Prompt: From the listing below, pull out every line where the string "copyright" appears.

Material:
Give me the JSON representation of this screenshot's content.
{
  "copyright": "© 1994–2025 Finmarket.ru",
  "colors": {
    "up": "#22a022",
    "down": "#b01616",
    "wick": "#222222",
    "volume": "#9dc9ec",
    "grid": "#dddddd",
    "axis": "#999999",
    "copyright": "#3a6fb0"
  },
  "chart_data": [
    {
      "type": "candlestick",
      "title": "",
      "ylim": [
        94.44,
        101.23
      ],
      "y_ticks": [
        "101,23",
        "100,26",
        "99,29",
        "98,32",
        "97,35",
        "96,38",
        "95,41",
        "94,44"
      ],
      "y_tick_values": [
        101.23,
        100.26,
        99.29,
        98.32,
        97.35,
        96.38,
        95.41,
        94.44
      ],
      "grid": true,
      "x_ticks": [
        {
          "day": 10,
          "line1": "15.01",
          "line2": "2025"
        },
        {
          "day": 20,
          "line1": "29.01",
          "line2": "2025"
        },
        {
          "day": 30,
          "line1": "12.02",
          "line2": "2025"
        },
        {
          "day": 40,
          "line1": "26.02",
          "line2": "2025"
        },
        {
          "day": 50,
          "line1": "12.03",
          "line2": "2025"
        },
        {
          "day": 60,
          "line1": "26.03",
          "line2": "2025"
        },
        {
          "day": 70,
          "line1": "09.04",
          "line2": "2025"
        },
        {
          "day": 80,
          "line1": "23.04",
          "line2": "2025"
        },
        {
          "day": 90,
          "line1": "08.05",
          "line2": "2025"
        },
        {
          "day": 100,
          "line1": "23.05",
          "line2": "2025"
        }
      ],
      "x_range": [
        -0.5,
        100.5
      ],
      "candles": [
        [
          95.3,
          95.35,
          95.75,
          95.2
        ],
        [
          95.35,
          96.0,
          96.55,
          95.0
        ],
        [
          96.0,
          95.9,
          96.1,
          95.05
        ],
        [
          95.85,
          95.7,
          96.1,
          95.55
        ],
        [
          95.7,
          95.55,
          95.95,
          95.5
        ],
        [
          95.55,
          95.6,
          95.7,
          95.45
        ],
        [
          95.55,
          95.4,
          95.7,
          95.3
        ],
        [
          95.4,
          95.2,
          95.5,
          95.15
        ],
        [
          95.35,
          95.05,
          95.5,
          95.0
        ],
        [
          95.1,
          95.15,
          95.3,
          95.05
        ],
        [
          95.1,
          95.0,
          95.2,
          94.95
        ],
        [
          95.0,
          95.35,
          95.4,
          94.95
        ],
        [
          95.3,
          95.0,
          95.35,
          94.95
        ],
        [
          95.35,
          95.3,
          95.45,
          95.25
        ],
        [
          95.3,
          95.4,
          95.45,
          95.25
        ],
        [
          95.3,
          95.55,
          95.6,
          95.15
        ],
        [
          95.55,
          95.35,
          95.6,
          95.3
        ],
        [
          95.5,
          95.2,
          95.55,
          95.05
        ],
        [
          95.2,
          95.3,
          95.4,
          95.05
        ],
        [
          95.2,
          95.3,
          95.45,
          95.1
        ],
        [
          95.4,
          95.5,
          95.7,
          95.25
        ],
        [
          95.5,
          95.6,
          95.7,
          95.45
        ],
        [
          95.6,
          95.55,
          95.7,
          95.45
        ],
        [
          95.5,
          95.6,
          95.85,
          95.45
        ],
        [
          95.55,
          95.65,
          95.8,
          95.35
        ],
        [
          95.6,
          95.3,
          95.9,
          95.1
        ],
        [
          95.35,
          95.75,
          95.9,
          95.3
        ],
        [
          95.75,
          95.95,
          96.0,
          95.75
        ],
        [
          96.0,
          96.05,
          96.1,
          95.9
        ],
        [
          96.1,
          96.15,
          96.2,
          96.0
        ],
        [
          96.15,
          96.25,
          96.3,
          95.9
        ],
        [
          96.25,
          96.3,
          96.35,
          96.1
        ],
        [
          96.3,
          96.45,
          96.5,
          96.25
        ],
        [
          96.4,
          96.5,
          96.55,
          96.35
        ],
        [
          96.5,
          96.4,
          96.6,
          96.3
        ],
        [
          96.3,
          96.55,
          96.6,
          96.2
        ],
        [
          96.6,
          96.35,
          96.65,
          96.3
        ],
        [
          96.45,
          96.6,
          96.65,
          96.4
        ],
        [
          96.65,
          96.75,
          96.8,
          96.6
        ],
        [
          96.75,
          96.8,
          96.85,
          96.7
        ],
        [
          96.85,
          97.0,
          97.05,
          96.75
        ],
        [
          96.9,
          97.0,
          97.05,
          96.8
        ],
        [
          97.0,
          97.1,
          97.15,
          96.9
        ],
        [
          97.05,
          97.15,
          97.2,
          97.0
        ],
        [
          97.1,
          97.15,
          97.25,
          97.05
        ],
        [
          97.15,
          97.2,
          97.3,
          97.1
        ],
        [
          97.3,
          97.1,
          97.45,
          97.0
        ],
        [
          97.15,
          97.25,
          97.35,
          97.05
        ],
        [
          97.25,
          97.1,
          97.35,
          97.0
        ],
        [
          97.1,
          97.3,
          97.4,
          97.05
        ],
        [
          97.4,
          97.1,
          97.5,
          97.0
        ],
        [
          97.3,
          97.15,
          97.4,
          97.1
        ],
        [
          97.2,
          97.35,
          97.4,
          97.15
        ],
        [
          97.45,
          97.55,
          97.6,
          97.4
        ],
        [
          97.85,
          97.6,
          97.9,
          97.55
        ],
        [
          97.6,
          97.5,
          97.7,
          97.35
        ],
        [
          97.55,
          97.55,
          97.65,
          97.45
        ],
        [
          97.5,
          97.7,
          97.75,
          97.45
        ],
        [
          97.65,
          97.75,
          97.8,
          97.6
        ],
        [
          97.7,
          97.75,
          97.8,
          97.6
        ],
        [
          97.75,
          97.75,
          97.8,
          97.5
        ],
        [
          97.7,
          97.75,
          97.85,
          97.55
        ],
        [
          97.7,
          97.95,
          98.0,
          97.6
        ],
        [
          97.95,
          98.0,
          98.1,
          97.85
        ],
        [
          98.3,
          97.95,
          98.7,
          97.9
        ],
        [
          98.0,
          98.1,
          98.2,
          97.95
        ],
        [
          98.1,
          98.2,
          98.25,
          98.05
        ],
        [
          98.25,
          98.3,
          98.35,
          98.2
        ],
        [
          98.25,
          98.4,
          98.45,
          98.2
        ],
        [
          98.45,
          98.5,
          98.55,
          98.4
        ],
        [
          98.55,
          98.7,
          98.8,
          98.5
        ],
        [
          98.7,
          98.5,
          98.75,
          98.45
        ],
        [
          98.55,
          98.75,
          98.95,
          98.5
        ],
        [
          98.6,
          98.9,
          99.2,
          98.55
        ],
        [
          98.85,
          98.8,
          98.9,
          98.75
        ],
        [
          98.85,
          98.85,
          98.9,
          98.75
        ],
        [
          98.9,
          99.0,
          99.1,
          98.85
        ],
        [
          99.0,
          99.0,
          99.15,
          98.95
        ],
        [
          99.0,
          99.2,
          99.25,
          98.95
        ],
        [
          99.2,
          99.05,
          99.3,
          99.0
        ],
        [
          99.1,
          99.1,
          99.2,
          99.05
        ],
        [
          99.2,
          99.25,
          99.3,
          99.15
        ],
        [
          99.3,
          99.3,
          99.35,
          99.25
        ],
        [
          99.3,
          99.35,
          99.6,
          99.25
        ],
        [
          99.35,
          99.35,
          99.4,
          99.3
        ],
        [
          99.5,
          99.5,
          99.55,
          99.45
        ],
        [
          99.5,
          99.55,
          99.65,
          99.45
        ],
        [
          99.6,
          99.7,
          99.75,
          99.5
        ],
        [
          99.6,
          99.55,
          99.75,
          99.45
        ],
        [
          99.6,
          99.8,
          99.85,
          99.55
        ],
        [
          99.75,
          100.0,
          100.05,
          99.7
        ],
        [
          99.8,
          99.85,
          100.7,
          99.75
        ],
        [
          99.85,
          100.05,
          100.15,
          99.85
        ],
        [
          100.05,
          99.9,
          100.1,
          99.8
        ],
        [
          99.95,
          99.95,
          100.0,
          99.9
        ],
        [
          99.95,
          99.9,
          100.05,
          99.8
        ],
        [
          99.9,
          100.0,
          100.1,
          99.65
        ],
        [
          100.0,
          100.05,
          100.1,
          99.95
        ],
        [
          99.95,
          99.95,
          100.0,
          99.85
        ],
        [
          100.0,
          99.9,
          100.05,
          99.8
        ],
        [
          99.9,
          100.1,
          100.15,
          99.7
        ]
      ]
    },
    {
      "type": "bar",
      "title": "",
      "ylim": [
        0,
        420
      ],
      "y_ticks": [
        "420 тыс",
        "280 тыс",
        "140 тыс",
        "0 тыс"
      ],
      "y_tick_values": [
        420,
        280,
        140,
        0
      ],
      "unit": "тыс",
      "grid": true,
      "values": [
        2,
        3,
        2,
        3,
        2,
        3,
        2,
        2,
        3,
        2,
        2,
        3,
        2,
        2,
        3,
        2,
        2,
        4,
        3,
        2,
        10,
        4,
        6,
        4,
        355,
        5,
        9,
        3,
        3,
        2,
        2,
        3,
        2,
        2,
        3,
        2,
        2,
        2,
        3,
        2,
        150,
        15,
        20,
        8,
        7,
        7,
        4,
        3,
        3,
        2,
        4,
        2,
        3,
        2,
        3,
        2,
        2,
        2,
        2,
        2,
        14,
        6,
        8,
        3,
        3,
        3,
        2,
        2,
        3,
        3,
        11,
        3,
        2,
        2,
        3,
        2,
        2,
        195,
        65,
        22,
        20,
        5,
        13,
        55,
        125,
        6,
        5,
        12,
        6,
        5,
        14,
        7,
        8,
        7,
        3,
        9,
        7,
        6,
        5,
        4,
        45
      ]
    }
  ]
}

Response:
  "copyright": "© 1994–2025 Finmarket.ru",
    "copyright": "#3a6fb0"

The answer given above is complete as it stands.